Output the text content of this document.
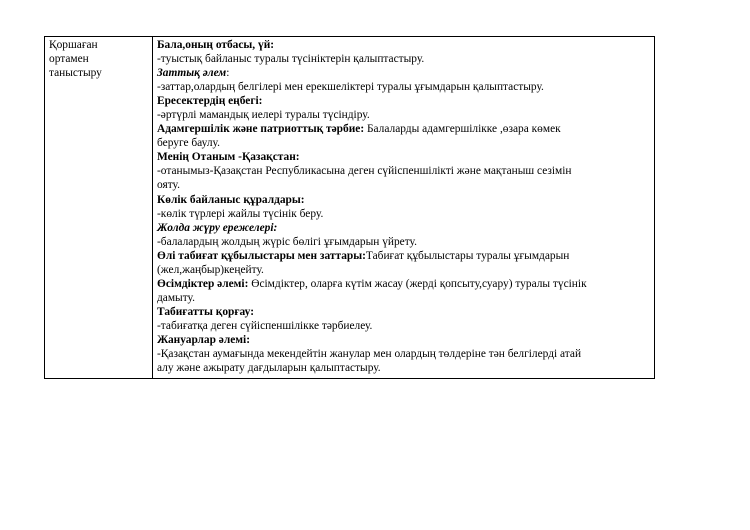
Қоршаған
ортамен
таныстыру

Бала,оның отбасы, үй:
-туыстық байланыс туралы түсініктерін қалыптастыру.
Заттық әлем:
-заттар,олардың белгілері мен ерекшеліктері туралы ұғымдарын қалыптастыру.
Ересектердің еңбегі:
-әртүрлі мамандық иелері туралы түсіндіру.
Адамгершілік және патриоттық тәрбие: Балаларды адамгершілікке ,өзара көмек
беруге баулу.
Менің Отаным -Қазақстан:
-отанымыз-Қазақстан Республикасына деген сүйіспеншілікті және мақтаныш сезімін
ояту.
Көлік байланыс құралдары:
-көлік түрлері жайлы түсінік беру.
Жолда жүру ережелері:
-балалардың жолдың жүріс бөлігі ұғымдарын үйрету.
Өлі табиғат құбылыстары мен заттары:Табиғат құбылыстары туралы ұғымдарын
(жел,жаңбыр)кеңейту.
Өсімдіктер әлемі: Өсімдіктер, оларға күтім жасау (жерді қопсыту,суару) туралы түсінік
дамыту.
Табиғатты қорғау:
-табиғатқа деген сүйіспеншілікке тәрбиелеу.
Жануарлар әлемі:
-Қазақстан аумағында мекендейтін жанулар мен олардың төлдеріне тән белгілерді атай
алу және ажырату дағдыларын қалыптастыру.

§

In the records above, collect each line with "Қазақстан".

Менің Отаным -Қазақстан:
-отанымыз-Қазақстан Республикасына деген сүйіспеншілікті және мақтаныш сезімін
-Қазақстан аумағында мекендейтін жанулар мен олардың төлдеріне тән белгілерді атай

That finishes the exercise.